__Set task__. Pick out each line below containing "Poission".

__Data shown__.
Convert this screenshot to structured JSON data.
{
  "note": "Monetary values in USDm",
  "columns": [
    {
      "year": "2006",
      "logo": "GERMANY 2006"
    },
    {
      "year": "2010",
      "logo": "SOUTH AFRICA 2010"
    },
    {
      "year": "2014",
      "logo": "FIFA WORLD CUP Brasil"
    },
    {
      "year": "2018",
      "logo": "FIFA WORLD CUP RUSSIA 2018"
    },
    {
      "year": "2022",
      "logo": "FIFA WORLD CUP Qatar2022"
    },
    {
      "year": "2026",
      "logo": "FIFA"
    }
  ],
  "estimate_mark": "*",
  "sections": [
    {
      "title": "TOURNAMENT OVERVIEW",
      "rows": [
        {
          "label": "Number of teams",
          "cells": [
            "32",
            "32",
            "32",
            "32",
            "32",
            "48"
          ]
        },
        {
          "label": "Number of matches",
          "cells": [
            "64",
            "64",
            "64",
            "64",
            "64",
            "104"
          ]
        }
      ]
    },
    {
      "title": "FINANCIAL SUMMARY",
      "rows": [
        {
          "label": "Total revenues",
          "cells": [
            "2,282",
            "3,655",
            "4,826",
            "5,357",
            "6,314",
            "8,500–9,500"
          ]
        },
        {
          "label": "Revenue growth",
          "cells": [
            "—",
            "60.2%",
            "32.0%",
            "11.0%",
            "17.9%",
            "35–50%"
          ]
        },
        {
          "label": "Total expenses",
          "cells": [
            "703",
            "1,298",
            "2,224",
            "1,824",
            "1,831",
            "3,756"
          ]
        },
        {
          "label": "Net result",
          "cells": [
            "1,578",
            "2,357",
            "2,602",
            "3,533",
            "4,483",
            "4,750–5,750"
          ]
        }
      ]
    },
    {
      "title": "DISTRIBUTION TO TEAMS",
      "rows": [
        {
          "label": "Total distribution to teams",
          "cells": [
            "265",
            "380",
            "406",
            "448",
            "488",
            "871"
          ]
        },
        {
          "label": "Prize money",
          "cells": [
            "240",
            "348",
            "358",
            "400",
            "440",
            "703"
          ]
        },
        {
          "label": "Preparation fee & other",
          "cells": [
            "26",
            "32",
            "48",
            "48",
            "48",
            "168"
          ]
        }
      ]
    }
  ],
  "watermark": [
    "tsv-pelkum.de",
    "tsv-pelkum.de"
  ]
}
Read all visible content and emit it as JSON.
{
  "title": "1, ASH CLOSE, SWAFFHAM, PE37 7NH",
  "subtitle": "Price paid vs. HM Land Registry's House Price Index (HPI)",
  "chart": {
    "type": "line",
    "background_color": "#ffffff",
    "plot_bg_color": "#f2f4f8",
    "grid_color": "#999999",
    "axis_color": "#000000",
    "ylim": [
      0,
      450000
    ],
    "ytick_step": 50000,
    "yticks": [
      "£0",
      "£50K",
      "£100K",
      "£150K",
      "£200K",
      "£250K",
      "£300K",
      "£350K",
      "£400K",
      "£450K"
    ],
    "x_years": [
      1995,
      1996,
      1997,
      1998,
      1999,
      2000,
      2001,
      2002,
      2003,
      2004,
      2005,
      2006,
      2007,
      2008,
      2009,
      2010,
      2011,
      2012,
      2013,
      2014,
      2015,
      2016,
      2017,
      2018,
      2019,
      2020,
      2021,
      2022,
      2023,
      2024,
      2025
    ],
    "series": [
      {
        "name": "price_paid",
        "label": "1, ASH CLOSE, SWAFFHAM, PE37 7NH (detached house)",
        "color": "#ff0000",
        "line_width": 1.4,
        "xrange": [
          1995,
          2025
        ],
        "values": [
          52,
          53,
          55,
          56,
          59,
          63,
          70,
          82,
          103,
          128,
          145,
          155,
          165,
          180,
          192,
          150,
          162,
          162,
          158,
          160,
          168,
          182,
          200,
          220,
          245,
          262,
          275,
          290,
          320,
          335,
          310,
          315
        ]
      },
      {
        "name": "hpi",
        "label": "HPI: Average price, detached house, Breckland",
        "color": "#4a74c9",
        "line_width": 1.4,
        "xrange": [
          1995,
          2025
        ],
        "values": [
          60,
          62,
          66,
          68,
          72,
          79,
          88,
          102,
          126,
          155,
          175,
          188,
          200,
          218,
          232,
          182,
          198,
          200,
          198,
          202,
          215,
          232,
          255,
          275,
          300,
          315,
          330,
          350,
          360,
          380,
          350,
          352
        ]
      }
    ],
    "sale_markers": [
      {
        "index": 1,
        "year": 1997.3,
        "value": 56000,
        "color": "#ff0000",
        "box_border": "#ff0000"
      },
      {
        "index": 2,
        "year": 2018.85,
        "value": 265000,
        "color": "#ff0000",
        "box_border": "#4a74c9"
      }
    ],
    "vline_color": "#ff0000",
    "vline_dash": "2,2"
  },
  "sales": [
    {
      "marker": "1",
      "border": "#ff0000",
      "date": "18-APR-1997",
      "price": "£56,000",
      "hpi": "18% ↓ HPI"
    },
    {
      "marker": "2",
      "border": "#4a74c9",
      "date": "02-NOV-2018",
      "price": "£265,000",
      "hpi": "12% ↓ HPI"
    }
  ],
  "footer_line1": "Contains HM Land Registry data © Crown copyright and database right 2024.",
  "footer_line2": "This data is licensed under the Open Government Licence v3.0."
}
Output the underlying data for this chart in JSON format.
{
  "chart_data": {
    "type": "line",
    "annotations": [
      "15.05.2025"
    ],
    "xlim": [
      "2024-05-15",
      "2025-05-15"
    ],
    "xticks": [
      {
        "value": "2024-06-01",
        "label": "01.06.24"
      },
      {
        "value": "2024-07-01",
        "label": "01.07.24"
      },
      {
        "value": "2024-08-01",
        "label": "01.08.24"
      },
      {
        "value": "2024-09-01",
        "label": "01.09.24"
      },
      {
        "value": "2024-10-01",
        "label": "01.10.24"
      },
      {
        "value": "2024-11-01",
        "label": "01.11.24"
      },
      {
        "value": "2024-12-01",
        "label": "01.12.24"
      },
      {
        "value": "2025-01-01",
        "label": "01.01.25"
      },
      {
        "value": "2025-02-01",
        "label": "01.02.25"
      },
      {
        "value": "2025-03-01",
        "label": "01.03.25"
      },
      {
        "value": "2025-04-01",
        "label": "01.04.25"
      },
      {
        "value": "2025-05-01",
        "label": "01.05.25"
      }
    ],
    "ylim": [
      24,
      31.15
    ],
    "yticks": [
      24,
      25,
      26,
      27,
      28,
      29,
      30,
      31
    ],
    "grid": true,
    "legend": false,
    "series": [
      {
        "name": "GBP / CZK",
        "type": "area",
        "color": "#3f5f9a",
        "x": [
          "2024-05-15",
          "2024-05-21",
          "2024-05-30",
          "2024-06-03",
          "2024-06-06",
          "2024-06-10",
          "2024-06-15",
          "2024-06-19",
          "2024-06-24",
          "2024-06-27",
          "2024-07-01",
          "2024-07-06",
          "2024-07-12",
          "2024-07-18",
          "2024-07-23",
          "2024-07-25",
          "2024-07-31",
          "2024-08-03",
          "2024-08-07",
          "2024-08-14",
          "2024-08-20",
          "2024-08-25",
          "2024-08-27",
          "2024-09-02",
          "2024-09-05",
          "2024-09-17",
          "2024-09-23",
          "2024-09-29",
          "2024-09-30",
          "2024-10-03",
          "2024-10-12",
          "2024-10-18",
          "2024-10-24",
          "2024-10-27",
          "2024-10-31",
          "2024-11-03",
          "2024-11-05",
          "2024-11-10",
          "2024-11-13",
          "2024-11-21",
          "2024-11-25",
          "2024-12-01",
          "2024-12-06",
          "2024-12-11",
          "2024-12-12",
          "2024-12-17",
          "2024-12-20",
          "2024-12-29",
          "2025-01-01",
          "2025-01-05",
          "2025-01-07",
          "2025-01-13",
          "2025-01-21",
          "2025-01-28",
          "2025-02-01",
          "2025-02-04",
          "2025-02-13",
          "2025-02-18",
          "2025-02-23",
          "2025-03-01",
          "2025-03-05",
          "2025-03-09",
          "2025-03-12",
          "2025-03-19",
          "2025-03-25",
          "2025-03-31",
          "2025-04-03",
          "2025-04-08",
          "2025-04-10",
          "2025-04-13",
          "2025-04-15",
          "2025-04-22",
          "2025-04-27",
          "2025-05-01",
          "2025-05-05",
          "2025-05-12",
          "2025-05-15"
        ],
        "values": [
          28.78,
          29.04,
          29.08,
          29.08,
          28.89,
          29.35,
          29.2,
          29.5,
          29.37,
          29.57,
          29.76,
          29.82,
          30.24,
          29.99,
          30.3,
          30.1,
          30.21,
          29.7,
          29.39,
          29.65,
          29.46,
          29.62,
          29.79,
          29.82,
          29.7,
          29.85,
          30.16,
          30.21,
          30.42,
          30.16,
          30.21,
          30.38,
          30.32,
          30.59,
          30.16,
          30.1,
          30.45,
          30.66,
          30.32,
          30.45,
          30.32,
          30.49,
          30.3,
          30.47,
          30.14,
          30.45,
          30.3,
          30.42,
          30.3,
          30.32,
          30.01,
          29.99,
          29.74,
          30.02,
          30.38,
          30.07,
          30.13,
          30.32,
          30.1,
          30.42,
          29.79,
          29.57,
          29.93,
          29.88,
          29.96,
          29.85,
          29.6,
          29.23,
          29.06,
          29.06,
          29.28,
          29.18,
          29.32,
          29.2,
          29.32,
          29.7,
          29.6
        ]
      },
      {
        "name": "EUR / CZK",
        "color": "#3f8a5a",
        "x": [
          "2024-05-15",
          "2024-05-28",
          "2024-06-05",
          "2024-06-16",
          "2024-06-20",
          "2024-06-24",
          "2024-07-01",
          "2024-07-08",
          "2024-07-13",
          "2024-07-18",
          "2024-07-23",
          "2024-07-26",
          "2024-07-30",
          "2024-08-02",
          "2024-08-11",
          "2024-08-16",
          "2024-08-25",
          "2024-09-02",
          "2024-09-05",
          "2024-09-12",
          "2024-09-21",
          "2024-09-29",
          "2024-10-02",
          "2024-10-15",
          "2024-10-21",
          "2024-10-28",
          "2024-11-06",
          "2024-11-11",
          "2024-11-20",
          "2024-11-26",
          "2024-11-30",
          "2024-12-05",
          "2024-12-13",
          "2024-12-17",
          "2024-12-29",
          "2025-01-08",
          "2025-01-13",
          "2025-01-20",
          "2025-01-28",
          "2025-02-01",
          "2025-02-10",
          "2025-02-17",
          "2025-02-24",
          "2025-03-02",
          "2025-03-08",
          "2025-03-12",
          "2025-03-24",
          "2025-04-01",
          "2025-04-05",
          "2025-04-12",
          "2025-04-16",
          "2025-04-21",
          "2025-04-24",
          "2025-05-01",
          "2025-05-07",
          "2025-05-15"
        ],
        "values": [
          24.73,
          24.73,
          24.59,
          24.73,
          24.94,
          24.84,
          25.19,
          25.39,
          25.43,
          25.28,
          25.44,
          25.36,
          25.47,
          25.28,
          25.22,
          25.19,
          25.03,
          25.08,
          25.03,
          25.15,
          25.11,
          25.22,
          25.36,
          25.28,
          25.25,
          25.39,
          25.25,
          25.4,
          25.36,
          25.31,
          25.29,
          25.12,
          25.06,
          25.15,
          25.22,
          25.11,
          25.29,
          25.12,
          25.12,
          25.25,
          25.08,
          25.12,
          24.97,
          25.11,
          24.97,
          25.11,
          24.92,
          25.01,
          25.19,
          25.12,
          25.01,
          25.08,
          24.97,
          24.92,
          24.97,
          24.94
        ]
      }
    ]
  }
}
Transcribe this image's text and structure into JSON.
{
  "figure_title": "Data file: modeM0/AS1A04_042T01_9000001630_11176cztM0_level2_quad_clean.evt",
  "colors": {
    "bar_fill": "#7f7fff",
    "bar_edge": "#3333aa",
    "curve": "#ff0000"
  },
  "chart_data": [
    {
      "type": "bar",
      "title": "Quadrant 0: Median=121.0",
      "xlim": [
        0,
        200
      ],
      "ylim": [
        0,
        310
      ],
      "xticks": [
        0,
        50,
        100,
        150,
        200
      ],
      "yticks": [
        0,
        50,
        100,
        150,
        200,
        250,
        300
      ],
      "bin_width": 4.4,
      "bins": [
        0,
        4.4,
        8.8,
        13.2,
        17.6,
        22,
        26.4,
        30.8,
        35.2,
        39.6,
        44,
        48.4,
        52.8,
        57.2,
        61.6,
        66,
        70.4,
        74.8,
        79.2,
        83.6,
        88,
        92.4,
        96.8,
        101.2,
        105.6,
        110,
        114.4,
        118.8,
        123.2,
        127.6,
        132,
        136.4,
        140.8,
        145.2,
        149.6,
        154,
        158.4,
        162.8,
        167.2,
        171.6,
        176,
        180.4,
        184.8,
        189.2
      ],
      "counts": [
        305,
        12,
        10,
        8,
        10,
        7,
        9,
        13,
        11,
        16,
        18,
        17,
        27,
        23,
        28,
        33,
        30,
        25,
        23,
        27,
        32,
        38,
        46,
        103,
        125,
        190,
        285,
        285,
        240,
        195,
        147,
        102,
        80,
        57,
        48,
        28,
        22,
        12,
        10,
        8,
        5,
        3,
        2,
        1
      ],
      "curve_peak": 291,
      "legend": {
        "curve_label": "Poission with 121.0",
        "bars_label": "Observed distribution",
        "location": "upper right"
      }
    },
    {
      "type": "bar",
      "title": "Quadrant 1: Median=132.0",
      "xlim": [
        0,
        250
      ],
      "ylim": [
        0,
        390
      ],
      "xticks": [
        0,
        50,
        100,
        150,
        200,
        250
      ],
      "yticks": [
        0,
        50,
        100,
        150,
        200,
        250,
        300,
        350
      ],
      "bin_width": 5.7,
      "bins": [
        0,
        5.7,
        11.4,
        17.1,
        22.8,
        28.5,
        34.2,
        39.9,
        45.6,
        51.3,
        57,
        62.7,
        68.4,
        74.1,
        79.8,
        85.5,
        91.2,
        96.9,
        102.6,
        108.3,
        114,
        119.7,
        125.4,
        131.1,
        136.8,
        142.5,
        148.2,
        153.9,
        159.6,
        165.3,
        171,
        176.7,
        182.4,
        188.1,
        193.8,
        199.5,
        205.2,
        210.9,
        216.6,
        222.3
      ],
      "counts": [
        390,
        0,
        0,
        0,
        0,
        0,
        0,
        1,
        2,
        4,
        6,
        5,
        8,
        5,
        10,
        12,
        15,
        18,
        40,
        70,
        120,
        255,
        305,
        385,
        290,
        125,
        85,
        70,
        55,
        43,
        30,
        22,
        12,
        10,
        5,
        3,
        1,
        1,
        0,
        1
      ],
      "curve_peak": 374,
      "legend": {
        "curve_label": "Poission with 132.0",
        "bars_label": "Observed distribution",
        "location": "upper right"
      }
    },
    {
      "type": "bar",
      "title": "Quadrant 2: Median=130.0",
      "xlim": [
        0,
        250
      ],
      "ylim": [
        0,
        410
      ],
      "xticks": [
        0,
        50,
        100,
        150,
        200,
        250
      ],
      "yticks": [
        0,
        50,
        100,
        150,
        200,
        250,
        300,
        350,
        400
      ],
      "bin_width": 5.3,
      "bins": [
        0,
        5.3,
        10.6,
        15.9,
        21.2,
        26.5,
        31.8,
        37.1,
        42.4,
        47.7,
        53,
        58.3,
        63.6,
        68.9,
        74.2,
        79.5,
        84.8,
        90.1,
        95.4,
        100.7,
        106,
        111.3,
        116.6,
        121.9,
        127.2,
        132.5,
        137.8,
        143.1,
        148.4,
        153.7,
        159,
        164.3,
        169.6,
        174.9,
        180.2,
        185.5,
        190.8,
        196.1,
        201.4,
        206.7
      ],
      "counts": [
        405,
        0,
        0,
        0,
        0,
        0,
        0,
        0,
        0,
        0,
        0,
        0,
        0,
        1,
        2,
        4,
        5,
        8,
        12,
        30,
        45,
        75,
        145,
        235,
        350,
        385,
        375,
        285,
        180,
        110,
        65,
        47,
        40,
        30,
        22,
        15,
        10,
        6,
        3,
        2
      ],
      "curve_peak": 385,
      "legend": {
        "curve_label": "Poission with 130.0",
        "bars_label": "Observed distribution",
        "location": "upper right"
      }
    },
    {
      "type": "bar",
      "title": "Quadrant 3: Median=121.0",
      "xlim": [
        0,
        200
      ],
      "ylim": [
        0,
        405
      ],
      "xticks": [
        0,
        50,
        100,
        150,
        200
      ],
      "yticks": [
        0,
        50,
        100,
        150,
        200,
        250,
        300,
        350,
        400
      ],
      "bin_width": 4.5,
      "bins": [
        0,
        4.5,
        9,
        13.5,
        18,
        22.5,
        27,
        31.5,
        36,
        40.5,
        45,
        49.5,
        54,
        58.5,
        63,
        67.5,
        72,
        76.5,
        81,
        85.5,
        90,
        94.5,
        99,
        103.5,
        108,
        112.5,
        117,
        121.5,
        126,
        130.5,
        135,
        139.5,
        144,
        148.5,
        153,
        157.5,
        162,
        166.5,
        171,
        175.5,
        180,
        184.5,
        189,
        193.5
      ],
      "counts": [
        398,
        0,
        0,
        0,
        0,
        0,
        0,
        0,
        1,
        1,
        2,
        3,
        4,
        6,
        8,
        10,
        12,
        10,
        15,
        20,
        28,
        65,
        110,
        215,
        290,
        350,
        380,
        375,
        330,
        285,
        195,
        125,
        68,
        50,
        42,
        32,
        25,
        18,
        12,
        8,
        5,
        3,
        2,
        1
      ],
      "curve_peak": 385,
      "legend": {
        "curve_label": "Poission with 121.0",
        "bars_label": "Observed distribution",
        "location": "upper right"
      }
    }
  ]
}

__Reply to the task__.
        "curve_label": "Poission with 121.0",
        "curve_label": "Poission with 132.0",
        "curve_label": "Poission with 130.0",
        "curve_label": "Poission with 121.0",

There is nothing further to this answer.